▸ Some records
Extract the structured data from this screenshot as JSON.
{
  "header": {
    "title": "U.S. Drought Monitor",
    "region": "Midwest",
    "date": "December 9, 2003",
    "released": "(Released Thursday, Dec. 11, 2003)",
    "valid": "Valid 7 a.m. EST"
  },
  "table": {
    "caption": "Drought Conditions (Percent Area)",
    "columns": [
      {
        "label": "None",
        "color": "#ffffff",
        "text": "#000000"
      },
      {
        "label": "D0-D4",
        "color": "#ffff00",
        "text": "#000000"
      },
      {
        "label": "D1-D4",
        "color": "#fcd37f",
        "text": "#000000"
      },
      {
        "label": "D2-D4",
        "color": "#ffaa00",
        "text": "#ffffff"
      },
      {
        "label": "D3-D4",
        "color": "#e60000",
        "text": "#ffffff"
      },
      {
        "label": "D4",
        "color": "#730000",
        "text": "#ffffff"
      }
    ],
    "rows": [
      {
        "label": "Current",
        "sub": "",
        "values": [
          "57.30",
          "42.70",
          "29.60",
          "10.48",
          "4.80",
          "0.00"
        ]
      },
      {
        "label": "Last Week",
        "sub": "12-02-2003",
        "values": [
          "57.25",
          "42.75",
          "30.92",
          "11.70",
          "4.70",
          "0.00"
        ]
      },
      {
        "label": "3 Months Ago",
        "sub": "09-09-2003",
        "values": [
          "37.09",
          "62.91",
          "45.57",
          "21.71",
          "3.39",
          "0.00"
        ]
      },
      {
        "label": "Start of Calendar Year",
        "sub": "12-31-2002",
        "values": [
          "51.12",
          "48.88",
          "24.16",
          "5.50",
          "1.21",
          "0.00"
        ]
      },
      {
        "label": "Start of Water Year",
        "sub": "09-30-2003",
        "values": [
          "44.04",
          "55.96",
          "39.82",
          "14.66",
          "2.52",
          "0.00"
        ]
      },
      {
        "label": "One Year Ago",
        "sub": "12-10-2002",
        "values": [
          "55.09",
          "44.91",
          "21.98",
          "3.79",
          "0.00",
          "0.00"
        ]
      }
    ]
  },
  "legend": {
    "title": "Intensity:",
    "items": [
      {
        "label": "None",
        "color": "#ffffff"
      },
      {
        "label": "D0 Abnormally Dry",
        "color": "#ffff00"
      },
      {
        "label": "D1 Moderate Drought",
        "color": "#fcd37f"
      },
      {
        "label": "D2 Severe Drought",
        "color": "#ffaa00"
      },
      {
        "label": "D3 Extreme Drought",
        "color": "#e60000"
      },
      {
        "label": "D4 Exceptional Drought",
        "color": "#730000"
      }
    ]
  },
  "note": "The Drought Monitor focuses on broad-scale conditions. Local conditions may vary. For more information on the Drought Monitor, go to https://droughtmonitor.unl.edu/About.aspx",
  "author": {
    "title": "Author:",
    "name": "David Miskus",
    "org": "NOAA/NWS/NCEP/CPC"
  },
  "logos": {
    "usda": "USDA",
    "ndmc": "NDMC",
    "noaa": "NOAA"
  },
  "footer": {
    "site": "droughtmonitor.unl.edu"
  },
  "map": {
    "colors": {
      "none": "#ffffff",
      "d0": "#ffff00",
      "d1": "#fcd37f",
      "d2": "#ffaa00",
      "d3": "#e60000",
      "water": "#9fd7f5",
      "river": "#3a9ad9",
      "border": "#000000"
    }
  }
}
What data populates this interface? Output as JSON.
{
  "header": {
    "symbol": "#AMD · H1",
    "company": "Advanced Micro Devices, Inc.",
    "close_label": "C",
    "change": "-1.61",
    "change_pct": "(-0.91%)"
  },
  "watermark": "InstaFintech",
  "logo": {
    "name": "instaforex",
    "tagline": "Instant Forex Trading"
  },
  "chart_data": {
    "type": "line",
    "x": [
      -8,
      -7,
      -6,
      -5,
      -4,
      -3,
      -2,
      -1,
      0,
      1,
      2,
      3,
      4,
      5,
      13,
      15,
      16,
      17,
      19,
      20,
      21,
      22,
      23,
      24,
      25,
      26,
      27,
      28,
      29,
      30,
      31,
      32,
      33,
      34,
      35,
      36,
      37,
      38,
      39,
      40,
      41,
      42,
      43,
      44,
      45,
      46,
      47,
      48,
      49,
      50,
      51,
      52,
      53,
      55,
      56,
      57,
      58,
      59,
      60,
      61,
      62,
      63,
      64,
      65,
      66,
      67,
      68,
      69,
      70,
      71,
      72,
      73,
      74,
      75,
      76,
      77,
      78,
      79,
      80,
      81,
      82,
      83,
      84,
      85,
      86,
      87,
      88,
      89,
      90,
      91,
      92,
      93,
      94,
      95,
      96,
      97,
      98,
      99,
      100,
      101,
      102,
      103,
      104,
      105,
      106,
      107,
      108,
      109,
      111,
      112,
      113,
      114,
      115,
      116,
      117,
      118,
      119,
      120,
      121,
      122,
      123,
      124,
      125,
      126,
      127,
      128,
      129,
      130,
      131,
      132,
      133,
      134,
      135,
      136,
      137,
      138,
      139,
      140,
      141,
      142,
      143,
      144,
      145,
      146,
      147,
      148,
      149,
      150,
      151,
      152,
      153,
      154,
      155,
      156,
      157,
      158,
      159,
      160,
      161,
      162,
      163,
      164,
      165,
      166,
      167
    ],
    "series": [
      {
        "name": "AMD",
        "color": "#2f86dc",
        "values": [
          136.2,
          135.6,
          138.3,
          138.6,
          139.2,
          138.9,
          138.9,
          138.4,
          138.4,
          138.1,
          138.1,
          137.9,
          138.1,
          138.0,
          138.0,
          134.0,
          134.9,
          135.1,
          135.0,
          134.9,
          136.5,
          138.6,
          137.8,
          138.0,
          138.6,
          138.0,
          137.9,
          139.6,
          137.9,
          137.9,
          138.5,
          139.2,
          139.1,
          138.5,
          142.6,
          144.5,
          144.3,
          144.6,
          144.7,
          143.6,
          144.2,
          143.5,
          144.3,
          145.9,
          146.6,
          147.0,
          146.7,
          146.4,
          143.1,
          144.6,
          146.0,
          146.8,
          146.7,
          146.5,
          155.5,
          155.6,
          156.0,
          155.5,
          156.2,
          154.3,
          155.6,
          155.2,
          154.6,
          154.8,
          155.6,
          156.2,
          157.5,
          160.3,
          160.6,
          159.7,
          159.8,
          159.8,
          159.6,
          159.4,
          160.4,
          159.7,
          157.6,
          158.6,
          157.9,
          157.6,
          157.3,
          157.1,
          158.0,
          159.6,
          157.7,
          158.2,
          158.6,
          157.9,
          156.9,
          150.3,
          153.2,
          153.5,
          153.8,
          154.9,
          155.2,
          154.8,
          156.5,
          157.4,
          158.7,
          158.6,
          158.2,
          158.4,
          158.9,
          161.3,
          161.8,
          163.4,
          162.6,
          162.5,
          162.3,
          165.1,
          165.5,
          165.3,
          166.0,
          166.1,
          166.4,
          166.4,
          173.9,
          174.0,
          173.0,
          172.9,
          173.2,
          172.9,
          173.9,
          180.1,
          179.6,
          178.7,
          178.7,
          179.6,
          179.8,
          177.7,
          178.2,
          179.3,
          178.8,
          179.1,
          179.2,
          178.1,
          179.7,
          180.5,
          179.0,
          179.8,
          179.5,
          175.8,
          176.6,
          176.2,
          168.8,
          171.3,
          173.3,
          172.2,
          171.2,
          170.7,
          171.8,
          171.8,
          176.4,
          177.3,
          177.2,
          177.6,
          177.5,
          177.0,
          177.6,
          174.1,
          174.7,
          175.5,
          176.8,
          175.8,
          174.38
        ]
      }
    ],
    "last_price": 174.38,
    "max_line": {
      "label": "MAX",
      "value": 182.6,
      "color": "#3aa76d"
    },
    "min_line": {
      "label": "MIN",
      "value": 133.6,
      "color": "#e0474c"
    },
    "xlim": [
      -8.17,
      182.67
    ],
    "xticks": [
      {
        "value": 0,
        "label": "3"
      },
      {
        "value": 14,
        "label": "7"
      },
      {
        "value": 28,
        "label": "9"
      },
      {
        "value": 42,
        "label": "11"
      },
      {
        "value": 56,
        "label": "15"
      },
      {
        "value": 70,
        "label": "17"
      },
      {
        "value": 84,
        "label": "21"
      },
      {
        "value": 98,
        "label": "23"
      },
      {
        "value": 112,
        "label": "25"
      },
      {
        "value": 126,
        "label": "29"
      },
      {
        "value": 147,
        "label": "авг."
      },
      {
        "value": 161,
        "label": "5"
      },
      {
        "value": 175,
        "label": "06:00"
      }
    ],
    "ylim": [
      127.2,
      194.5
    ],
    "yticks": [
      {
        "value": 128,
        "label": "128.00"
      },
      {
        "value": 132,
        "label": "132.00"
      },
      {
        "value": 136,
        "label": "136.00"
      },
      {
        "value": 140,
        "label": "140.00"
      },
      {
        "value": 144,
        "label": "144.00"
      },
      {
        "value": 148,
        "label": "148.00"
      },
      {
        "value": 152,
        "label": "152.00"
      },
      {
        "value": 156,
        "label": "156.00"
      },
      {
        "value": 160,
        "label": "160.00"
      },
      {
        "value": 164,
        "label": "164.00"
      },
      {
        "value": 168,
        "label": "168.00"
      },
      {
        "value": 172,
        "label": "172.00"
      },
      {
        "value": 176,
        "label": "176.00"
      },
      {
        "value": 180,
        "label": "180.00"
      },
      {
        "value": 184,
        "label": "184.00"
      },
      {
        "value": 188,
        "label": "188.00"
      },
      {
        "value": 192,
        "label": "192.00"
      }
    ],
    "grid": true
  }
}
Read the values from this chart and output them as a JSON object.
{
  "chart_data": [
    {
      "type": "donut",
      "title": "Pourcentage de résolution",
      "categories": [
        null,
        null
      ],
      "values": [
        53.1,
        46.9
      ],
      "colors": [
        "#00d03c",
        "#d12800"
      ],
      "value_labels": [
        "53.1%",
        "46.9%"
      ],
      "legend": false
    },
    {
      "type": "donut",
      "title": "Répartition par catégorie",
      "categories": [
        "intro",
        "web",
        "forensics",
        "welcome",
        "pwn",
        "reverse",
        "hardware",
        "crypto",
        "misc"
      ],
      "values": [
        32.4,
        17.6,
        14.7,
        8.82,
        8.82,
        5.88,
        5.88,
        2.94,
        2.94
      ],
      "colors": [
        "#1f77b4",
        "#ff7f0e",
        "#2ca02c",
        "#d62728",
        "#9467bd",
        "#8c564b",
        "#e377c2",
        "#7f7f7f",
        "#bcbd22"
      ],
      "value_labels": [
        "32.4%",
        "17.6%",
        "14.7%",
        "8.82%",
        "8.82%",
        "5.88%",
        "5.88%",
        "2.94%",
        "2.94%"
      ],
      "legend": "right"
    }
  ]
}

▸ WHAT IS ASKED
Return every line above in which the string "Year" occurs.

▸ RESPONSE
        "label": "Start of Calendar Year",
        "label": "Start of Water Year",
        "label": "One Year Ago",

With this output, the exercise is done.